* Goal: Copy each line that contains the string "screenshot".

▬▬▬▬▬▬▬▬▬▬

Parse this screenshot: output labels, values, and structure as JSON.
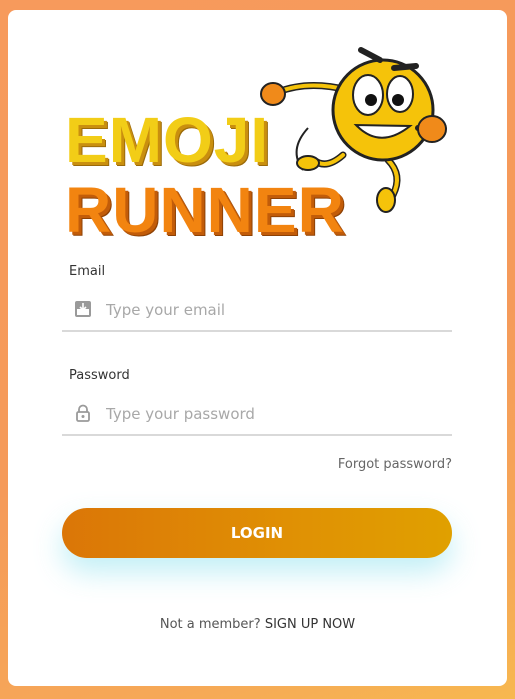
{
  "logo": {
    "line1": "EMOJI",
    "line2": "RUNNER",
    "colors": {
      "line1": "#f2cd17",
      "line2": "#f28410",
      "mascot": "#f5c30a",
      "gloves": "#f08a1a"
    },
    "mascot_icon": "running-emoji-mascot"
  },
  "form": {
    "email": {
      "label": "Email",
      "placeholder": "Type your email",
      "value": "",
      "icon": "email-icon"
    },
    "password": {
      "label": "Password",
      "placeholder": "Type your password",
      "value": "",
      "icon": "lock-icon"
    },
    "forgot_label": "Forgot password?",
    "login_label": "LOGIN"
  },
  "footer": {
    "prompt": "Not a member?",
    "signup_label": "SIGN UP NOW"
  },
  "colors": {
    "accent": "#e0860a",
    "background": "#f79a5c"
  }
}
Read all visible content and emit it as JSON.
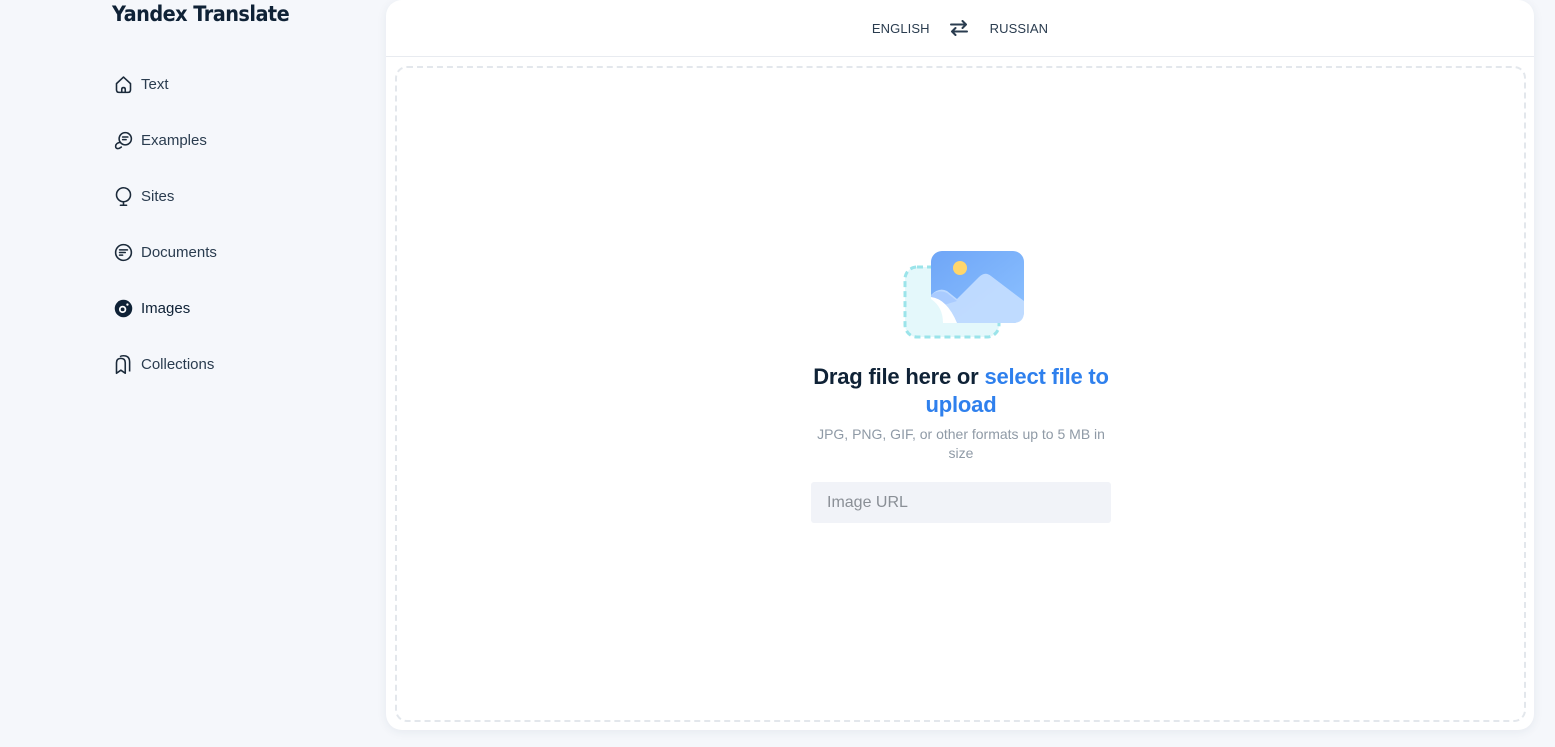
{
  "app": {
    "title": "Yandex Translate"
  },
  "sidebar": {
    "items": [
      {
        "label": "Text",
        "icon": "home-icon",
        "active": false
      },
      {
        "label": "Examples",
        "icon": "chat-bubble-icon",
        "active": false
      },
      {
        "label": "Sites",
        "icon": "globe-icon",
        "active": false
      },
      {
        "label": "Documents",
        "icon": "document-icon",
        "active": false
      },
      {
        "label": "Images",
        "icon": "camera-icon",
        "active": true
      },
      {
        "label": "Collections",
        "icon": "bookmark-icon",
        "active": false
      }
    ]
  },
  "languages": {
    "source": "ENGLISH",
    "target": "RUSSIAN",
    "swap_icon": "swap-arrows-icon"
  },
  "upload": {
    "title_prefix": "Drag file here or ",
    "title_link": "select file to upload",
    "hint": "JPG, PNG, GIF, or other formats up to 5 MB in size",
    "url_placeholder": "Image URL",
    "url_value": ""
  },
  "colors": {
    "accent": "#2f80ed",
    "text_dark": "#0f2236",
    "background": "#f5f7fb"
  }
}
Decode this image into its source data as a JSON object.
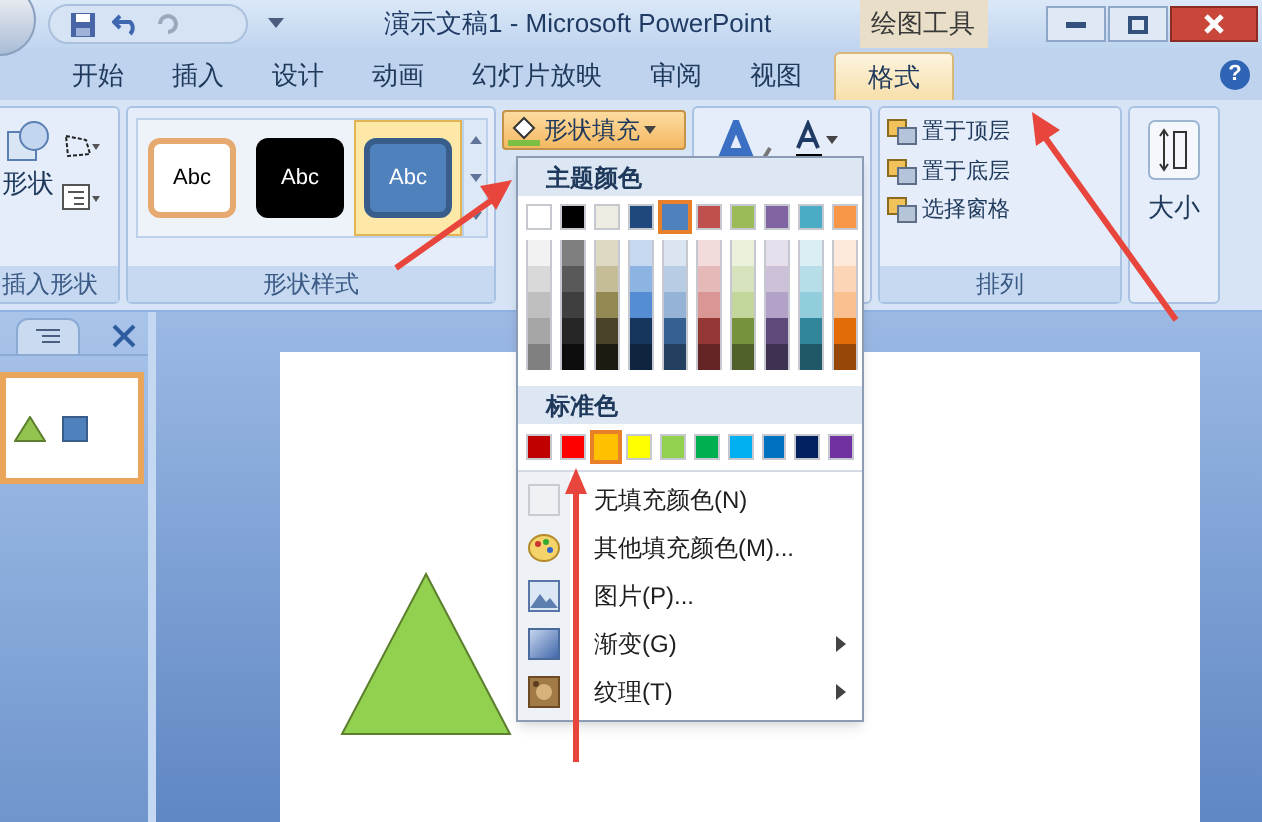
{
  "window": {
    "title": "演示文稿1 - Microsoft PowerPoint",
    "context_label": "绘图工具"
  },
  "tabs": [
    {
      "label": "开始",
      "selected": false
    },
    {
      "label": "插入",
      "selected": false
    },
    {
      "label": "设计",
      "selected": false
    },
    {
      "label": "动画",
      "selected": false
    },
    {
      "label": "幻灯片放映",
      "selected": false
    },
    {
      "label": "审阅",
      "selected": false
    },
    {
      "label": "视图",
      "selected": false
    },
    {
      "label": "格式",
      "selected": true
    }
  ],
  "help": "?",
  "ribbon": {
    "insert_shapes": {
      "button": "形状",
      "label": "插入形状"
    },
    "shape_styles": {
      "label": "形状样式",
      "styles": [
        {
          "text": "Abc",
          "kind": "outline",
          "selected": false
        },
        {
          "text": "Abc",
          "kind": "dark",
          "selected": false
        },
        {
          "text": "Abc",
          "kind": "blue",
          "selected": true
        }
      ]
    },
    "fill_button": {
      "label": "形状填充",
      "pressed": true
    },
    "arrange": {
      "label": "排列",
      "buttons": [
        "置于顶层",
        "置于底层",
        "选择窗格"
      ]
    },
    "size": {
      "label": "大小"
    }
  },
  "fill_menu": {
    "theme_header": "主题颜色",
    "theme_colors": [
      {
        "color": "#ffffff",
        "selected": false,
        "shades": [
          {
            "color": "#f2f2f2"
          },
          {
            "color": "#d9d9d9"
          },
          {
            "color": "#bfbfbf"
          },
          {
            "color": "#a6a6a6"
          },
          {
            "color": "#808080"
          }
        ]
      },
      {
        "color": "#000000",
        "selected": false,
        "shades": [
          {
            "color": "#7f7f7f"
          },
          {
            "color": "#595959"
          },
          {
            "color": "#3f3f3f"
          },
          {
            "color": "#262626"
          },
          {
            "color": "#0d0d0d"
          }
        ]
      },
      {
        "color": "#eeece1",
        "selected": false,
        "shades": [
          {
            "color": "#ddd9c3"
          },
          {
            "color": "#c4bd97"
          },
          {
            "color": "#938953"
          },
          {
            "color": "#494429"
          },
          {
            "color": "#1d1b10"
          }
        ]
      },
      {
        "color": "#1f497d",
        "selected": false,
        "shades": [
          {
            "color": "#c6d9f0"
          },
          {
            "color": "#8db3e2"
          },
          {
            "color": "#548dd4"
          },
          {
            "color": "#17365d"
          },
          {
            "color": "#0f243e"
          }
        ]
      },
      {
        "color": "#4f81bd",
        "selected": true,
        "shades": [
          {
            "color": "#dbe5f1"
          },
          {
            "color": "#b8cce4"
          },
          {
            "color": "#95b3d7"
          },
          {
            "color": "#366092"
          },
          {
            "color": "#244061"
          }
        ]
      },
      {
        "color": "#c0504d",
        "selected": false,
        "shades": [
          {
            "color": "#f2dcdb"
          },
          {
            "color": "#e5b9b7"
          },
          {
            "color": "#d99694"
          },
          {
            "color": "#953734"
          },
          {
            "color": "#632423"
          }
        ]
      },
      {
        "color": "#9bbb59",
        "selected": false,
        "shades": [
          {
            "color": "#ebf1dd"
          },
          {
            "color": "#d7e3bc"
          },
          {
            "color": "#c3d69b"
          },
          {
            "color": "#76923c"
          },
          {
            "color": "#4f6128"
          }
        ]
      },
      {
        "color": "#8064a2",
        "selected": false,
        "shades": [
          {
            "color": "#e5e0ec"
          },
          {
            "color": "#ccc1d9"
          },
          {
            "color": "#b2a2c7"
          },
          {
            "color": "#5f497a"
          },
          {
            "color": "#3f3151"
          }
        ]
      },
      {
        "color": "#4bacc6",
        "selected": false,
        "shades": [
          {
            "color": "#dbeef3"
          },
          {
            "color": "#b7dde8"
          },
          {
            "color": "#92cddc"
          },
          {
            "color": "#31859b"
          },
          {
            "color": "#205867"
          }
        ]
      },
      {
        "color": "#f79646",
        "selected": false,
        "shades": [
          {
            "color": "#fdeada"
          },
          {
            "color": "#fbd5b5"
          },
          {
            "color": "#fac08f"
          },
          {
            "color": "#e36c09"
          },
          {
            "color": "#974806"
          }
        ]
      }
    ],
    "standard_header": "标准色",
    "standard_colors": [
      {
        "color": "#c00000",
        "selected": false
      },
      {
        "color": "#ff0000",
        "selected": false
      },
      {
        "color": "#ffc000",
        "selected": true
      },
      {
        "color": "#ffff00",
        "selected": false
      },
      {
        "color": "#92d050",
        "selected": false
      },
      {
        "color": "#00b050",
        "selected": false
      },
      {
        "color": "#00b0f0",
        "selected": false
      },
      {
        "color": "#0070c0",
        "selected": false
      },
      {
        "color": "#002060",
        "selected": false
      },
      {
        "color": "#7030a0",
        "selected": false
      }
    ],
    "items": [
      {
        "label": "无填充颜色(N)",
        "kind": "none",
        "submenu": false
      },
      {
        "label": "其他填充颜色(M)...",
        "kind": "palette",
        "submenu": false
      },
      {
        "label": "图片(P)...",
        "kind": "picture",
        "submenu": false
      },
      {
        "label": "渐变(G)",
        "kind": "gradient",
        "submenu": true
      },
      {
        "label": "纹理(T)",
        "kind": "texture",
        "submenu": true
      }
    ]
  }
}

▬▬▬▬▬▬▬▬▬▬

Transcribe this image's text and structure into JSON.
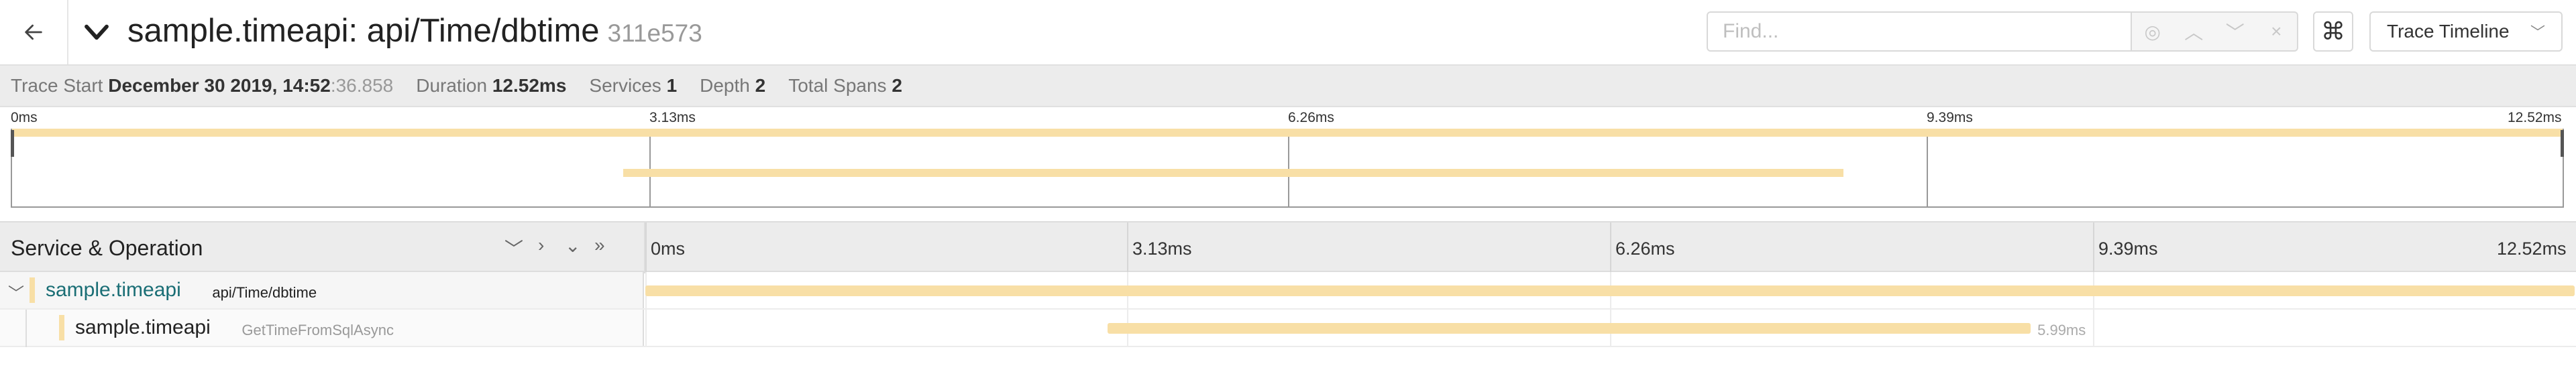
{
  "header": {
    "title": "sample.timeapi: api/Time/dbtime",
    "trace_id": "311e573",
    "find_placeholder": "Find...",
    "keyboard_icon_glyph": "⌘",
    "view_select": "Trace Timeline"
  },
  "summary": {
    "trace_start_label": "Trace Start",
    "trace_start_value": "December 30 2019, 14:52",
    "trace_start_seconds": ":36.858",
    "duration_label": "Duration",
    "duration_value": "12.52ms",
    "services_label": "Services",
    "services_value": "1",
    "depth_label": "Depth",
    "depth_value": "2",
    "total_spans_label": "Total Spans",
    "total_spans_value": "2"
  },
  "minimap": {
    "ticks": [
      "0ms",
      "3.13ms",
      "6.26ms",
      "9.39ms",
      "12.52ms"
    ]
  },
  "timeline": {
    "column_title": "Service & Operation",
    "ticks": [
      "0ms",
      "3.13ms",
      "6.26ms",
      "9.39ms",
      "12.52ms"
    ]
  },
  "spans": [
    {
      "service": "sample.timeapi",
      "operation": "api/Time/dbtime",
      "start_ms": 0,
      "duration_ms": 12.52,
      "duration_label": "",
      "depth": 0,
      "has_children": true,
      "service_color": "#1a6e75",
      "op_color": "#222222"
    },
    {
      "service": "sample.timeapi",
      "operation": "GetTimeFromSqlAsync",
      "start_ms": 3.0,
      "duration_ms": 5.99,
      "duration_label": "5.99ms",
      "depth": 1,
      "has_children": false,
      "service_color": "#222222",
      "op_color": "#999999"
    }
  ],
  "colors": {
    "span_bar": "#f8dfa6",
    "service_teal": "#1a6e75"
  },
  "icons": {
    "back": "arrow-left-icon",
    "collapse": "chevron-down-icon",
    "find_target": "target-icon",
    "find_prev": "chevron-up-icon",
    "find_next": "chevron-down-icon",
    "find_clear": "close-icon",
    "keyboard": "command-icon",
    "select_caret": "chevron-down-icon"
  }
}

▬▬▬▬▬▬▬▬▬▬

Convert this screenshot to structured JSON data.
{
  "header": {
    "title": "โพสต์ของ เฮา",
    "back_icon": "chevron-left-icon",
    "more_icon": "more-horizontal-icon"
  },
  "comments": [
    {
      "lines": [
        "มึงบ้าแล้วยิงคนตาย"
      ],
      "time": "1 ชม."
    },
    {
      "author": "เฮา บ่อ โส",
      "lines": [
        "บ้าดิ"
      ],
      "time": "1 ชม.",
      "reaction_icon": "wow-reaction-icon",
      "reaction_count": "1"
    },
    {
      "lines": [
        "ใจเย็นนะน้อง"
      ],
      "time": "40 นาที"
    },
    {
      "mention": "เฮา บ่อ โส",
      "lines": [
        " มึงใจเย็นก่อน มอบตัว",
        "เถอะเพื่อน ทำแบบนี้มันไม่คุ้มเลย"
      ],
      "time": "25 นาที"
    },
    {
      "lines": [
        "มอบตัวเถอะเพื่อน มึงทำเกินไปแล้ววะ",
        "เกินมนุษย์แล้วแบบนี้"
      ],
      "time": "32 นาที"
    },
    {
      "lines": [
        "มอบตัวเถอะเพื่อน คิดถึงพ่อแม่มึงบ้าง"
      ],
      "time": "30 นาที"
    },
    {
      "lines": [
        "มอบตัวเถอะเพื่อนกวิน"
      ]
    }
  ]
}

▬▬▬▬▬▬▬▬▬▬

* Exercise output:
Parse this screenshot: output labels, values, and structure as JSON.
Convert this screenshot to structured JSON data.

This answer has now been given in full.